Required work ->
Count up the lines in the following listing that hold the word "двери", then give only that count.

# start of Data

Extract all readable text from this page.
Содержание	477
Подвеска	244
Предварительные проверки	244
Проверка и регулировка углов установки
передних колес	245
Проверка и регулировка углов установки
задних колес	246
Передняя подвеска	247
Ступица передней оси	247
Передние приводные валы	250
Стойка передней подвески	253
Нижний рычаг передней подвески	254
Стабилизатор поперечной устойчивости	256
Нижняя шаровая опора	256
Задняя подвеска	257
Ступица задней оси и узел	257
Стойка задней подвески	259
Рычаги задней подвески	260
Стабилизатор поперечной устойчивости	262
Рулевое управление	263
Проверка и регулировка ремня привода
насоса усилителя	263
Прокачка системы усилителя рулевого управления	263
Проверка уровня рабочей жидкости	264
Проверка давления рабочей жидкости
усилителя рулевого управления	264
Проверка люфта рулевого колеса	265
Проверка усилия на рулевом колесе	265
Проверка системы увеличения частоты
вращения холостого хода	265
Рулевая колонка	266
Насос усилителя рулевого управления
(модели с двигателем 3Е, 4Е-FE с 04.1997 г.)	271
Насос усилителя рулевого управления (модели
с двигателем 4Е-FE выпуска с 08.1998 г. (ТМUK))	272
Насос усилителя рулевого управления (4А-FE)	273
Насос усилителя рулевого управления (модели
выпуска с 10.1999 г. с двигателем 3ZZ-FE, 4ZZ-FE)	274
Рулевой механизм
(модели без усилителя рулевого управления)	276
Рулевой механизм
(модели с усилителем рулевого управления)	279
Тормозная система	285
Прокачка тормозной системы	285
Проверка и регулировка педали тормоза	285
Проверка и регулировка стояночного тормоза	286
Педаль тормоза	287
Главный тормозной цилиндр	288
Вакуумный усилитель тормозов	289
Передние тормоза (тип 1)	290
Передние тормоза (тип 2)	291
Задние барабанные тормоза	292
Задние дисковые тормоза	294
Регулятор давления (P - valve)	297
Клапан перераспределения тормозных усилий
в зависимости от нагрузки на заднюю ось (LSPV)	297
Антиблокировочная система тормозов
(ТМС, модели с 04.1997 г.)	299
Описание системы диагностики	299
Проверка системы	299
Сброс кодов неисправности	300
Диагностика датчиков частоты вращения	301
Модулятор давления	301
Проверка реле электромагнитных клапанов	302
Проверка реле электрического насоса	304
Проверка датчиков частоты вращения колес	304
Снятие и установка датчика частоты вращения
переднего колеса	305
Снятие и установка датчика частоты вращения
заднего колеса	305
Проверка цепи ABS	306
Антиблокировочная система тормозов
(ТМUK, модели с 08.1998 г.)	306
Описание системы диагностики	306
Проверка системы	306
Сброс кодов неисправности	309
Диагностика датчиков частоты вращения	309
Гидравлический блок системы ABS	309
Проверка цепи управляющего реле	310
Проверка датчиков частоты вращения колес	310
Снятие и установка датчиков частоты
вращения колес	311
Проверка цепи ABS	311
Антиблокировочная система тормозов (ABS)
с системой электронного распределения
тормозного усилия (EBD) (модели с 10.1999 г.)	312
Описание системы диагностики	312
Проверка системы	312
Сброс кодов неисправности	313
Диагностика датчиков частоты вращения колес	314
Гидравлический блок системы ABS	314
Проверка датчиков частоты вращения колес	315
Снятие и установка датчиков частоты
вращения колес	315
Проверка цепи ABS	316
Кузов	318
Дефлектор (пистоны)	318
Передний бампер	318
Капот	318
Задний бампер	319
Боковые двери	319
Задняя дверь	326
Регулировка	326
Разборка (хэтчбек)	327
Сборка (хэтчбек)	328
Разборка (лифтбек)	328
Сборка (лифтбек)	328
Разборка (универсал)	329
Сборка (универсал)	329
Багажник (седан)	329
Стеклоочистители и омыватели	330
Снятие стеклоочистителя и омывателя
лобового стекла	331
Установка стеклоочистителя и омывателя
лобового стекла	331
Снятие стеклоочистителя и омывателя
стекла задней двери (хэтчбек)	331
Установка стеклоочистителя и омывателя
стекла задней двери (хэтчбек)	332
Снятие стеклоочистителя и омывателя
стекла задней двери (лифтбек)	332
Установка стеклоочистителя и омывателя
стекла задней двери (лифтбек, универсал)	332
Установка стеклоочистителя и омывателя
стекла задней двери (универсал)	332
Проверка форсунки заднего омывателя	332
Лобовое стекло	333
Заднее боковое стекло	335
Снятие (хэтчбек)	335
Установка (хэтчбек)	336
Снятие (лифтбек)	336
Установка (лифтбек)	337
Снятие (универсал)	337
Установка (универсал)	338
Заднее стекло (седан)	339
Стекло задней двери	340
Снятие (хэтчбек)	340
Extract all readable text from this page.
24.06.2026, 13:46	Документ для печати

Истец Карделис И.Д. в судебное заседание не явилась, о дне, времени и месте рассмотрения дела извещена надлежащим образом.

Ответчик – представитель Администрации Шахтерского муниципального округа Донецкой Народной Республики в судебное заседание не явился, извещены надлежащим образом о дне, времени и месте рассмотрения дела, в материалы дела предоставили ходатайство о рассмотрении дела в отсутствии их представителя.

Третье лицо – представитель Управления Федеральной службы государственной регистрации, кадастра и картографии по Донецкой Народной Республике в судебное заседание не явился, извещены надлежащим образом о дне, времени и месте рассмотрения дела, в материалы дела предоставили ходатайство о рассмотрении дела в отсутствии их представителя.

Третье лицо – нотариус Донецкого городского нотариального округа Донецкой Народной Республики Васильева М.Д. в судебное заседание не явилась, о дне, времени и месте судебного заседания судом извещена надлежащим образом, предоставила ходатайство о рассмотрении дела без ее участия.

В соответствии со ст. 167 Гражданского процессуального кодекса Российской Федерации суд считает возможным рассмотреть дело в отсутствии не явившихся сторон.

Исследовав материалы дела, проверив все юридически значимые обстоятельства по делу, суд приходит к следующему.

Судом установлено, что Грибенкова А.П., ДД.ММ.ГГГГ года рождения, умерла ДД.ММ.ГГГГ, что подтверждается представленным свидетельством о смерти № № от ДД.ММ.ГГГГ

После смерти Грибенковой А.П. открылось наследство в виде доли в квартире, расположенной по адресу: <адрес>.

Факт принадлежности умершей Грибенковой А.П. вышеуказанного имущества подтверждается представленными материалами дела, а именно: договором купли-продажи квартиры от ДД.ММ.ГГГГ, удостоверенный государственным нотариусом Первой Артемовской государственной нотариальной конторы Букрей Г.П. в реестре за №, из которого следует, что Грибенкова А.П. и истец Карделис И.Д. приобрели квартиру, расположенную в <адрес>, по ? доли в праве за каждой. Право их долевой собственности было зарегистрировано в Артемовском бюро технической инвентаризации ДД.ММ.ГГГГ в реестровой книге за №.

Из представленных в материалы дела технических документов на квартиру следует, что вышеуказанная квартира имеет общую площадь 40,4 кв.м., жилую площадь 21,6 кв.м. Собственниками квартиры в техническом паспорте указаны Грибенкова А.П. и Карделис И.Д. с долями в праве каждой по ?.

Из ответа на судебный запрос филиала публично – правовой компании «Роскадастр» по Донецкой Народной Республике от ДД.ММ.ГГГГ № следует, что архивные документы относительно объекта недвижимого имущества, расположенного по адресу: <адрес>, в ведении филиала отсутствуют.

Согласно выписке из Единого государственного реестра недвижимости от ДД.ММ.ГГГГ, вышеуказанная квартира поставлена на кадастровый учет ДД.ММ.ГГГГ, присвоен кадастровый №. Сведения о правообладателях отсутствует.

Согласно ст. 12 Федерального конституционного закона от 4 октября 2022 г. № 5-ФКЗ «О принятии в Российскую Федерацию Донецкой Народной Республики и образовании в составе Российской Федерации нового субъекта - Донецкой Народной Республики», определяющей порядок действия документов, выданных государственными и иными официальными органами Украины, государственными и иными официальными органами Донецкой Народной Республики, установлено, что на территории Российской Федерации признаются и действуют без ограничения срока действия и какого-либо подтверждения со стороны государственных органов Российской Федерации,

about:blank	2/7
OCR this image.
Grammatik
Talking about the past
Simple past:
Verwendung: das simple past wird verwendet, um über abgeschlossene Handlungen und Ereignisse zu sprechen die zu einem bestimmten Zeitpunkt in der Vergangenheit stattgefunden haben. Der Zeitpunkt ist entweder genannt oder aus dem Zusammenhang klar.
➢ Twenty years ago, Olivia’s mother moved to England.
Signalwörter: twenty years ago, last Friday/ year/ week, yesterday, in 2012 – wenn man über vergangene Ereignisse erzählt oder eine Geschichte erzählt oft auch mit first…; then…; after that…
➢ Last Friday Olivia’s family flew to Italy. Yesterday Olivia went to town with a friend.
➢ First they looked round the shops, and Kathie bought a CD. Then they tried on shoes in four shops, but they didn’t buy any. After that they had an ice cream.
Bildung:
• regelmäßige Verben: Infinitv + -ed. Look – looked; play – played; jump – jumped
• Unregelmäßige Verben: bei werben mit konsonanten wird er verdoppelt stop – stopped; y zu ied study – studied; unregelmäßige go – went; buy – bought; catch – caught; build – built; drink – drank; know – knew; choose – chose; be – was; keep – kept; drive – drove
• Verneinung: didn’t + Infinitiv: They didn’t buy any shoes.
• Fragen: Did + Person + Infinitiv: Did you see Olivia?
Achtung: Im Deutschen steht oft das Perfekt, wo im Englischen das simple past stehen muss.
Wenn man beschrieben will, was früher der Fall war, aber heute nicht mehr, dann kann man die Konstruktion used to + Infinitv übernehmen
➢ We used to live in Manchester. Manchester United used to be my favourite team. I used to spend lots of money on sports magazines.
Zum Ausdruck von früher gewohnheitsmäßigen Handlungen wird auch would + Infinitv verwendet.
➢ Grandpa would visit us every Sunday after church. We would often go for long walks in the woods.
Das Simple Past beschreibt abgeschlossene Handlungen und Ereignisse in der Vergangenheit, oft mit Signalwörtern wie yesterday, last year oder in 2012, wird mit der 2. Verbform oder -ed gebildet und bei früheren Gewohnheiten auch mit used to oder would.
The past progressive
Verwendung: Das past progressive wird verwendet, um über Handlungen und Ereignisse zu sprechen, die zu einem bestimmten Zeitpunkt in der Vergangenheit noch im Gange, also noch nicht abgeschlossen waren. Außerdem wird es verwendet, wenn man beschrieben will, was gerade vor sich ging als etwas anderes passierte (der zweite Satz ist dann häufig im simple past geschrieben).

# end of Data

Exercise result ->
7